Start GIVEN DATA
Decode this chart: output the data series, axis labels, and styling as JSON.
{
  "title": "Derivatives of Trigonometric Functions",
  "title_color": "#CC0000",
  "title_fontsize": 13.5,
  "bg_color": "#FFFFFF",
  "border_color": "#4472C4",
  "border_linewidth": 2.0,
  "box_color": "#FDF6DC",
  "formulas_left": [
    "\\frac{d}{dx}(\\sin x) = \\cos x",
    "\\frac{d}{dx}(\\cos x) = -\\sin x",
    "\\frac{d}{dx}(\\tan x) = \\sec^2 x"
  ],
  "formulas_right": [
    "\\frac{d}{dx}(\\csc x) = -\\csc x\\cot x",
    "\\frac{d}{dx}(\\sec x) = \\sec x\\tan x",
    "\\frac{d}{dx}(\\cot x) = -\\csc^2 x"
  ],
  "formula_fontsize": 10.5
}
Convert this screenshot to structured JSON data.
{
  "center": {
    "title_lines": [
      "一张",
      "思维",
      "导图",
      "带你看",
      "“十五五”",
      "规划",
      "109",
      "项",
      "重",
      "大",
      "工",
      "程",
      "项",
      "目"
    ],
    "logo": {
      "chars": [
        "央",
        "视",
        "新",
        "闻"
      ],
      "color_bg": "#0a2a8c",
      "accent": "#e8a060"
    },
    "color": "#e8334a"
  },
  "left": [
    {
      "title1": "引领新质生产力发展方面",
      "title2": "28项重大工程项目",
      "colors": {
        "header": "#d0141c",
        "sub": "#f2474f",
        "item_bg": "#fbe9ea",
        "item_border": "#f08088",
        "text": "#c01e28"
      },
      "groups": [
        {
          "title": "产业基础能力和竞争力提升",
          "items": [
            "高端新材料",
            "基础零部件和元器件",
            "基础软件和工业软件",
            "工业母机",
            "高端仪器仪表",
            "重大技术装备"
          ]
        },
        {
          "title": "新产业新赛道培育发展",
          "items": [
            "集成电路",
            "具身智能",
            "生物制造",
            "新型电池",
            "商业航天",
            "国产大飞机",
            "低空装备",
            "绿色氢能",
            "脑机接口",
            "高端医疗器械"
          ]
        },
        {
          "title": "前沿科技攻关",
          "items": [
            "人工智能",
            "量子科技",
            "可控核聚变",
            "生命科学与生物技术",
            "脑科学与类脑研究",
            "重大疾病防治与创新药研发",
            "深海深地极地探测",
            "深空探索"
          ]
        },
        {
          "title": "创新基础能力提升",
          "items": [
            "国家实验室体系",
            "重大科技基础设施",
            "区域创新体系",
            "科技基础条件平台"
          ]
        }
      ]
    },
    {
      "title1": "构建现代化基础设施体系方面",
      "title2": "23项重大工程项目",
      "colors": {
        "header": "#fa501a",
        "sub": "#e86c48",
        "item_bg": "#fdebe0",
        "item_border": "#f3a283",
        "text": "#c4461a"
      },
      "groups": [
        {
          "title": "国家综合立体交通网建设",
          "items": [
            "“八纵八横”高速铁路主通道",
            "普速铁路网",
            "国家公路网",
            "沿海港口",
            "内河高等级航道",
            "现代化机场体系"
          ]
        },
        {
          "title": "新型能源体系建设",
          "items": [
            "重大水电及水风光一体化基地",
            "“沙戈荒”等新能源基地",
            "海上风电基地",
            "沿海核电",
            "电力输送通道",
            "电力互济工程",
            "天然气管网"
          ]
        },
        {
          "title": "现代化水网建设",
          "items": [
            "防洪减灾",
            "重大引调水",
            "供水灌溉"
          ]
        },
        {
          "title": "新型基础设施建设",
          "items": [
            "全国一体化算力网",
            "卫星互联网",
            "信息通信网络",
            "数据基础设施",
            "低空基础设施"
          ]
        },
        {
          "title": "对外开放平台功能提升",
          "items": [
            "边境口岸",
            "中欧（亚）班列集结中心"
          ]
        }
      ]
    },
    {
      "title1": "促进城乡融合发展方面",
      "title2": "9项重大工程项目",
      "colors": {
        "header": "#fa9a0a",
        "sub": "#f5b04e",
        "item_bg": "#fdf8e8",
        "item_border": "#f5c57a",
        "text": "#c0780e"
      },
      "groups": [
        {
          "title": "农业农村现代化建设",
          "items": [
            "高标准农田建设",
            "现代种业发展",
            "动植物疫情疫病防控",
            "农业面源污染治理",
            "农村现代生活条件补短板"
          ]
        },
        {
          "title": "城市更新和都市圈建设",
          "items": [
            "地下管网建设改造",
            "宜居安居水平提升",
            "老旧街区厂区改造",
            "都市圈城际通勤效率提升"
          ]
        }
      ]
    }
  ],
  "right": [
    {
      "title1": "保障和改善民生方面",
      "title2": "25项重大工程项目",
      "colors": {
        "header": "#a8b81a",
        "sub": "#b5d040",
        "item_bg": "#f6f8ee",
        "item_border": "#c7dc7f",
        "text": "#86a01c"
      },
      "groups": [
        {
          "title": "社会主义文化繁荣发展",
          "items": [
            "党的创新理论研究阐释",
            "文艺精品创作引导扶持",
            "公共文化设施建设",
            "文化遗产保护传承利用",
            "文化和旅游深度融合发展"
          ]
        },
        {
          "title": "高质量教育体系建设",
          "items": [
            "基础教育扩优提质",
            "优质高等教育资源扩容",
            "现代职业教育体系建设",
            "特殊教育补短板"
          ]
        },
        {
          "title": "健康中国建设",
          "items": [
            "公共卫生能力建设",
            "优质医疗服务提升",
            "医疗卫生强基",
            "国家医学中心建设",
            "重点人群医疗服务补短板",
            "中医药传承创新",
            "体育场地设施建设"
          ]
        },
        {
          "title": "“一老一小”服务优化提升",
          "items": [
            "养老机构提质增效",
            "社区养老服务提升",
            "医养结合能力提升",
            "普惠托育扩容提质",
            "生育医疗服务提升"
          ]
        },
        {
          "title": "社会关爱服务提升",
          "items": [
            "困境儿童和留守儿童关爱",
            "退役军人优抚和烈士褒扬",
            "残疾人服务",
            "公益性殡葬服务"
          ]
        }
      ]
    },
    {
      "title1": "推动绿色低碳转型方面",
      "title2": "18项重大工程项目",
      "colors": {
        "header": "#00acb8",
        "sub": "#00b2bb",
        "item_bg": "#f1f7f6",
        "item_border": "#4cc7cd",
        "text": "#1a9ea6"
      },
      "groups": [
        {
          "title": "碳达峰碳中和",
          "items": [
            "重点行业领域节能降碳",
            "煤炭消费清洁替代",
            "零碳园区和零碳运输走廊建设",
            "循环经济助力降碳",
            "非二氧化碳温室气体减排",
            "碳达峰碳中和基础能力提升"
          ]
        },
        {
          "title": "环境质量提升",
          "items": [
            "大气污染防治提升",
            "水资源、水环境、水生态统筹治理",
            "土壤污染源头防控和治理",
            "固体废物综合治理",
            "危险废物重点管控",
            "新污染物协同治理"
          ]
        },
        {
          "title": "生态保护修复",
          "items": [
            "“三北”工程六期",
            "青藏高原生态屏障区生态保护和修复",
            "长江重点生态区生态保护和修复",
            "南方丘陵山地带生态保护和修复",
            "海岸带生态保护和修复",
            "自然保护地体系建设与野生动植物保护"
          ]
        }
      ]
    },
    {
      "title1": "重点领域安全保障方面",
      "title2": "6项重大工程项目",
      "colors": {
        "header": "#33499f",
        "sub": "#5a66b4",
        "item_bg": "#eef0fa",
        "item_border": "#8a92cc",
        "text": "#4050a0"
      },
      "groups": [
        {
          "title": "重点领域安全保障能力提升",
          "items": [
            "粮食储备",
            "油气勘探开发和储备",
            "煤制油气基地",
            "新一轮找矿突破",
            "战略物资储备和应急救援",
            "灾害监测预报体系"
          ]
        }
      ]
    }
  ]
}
End GIVEN DATA
* _EXERCISE OBJECTIVE_: Once more, set down the full listing, verbatim.

* _WRITTEN SOLUTION_:
Decode this chart: output the data series, axis labels, and styling as JSON.
{
  "title": "Derivatives of Trigonometric Functions",
  "title_color": "#CC0000",
  "title_fontsize": 13.5,
  "bg_color": "#FFFFFF",
  "border_color": "#4472C4",
  "border_linewidth": 2.0,
  "box_color": "#FDF6DC",
  "formulas_left": [
    "\\frac{d}{dx}(\\sin x) = \\cos x",
    "\\frac{d}{dx}(\\cos x) = -\\sin x",
    "\\frac{d}{dx}(\\tan x) = \\sec^2 x"
  ],
  "formulas_right": [
    "\\frac{d}{dx}(\\csc x) = -\\csc x\\cot x",
    "\\frac{d}{dx}(\\sec x) = \\sec x\\tan x",
    "\\frac{d}{dx}(\\cot x) = -\\csc^2 x"
  ],
  "formula_fontsize": 10.5
}
Convert this screenshot to structured JSON data.
{
  "center": {
    "title_lines": [
      "一张",
      "思维",
      "导图",
      "带你看",
      "“十五五”",
      "规划",
      "109",
      "项",
      "重",
      "大",
      "工",
      "程",
      "项",
      "目"
    ],
    "logo": {
      "chars": [
        "央",
        "视",
        "新",
        "闻"
      ],
      "color_bg": "#0a2a8c",
      "accent": "#e8a060"
    },
    "color": "#e8334a"
  },
  "left": [
    {
      "title1": "引领新质生产力发展方面",
      "title2": "28项重大工程项目",
      "colors": {
        "header": "#d0141c",
        "sub": "#f2474f",
        "item_bg": "#fbe9ea",
        "item_border": "#f08088",
        "text": "#c01e28"
      },
      "groups": [
        {
          "title": "产业基础能力和竞争力提升",
          "items": [
            "高端新材料",
            "基础零部件和元器件",
            "基础软件和工业软件",
            "工业母机",
            "高端仪器仪表",
            "重大技术装备"
          ]
        },
        {
          "title": "新产业新赛道培育发展",
          "items": [
            "集成电路",
            "具身智能",
            "生物制造",
            "新型电池",
            "商业航天",
            "国产大飞机",
            "低空装备",
            "绿色氢能",
            "脑机接口",
            "高端医疗器械"
          ]
        },
        {
          "title": "前沿科技攻关",
          "items": [
            "人工智能",
            "量子科技",
            "可控核聚变",
            "生命科学与生物技术",
            "脑科学与类脑研究",
            "重大疾病防治与创新药研发",
            "深海深地极地探测",
            "深空探索"
          ]
        },
        {
          "title": "创新基础能力提升",
          "items": [
            "国家实验室体系",
            "重大科技基础设施",
            "区域创新体系",
            "科技基础条件平台"
          ]
        }
      ]
    },
    {
      "title1": "构建现代化基础设施体系方面",
      "title2": "23项重大工程项目",
      "colors": {
        "header": "#fa501a",
        "sub": "#e86c48",
        "item_bg": "#fdebe0",
        "item_border": "#f3a283",
        "text": "#c4461a"
      },
      "groups": [
        {
          "title": "国家综合立体交通网建设",
          "items": [
            "“八纵八横”高速铁路主通道",
            "普速铁路网",
            "国家公路网",
            "沿海港口",
            "内河高等级航道",
            "现代化机场体系"
          ]
        },
        {
          "title": "新型能源体系建设",
          "items": [
            "重大水电及水风光一体化基地",
            "“沙戈荒”等新能源基地",
            "海上风电基地",
            "沿海核电",
            "电力输送通道",
            "电力互济工程",
            "天然气管网"
          ]
        },
        {
          "title": "现代化水网建设",
          "items": [
            "防洪减灾",
            "重大引调水",
            "供水灌溉"
          ]
        },
        {
          "title": "新型基础设施建设",
          "items": [
            "全国一体化算力网",
            "卫星互联网",
            "信息通信网络",
            "数据基础设施",
            "低空基础设施"
          ]
        },
        {
          "title": "对外开放平台功能提升",
          "items": [
            "边境口岸",
            "中欧（亚）班列集结中心"
          ]
        }
      ]
    },
    {
      "title1": "促进城乡融合发展方面",
      "title2": "9项重大工程项目",
      "colors": {
        "header": "#fa9a0a",
        "sub": "#f5b04e",
        "item_bg": "#fdf8e8",
        "item_border": "#f5c57a",
        "text": "#c0780e"
      },
      "groups": [
        {
          "title": "农业农村现代化建设",
          "items": [
            "高标准农田建设",
            "现代种业发展",
            "动植物疫情疫病防控",
            "农业面源污染治理",
            "农村现代生活条件补短板"
          ]
        },
        {
          "title": "城市更新和都市圈建设",
          "items": [
            "地下管网建设改造",
            "宜居安居水平提升",
            "老旧街区厂区改造",
            "都市圈城际通勤效率提升"
          ]
        }
      ]
    }
  ],
  "right": [
    {
      "title1": "保障和改善民生方面",
      "title2": "25项重大工程项目",
      "colors": {
        "header": "#a8b81a",
        "sub": "#b5d040",
        "item_bg": "#f6f8ee",
        "item_border": "#c7dc7f",
        "text": "#86a01c"
      },
      "groups": [
        {
          "title": "社会主义文化繁荣发展",
          "items": [
            "党的创新理论研究阐释",
            "文艺精品创作引导扶持",
            "公共文化设施建设",
            "文化遗产保护传承利用",
            "文化和旅游深度融合发展"
          ]
        },
        {
          "title": "高质量教育体系建设",
          "items": [
            "基础教育扩优提质",
            "优质高等教育资源扩容",
            "现代职业教育体系建设",
            "特殊教育补短板"
          ]
        },
        {
          "title": "健康中国建设",
          "items": [
            "公共卫生能力建设",
            "优质医疗服务提升",
            "医疗卫生强基",
            "国家医学中心建设",
            "重点人群医疗服务补短板",
            "中医药传承创新",
            "体育场地设施建设"
          ]
        },
        {
          "title": "“一老一小”服务优化提升",
          "items": [
            "养老机构提质增效",
            "社区养老服务提升",
            "医养结合能力提升",
            "普惠托育扩容提质",
            "生育医疗服务提升"
          ]
        },
        {
          "title": "社会关爱服务提升",
          "items": [
            "困境儿童和留守儿童关爱",
            "退役军人优抚和烈士褒扬",
            "残疾人服务",
            "公益性殡葬服务"
          ]
        }
      ]
    },
    {
      "title1": "推动绿色低碳转型方面",
      "title2": "18项重大工程项目",
      "colors": {
        "header": "#00acb8",
        "sub": "#00b2bb",
        "item_bg": "#f1f7f6",
        "item_border": "#4cc7cd",
        "text": "#1a9ea6"
      },
      "groups": [
        {
          "title": "碳达峰碳中和",
          "items": [
            "重点行业领域节能降碳",
            "煤炭消费清洁替代",
            "零碳园区和零碳运输走廊建设",
            "循环经济助力降碳",
            "非二氧化碳温室气体减排",
            "碳达峰碳中和基础能力提升"
          ]
        },
        {
          "title": "环境质量提升",
          "items": [
            "大气污染防治提升",
            "水资源、水环境、水生态统筹治理",
            "土壤污染源头防控和治理",
            "固体废物综合治理",
            "危险废物重点管控",
            "新污染物协同治理"
          ]
        },
        {
          "title": "生态保护修复",
          "items": [
            "“三北”工程六期",
            "青藏高原生态屏障区生态保护和修复",
            "长江重点生态区生态保护和修复",
            "南方丘陵山地带生态保护和修复",
            "海岸带生态保护和修复",
            "自然保护地体系建设与野生动植物保护"
          ]
        }
      ]
    },
    {
      "title1": "重点领域安全保障方面",
      "title2": "6项重大工程项目",
      "colors": {
        "header": "#33499f",
        "sub": "#5a66b4",
        "item_bg": "#eef0fa",
        "item_border": "#8a92cc",
        "text": "#4050a0"
      },
      "groups": [
        {
          "title": "重点领域安全保障能力提升",
          "items": [
            "粮食储备",
            "油气勘探开发和储备",
            "煤制油气基地",
            "新一轮找矿突破",
            "战略物资储备和应急救援",
            "灾害监测预报体系"
          ]
        }
      ]
    }
  ]
}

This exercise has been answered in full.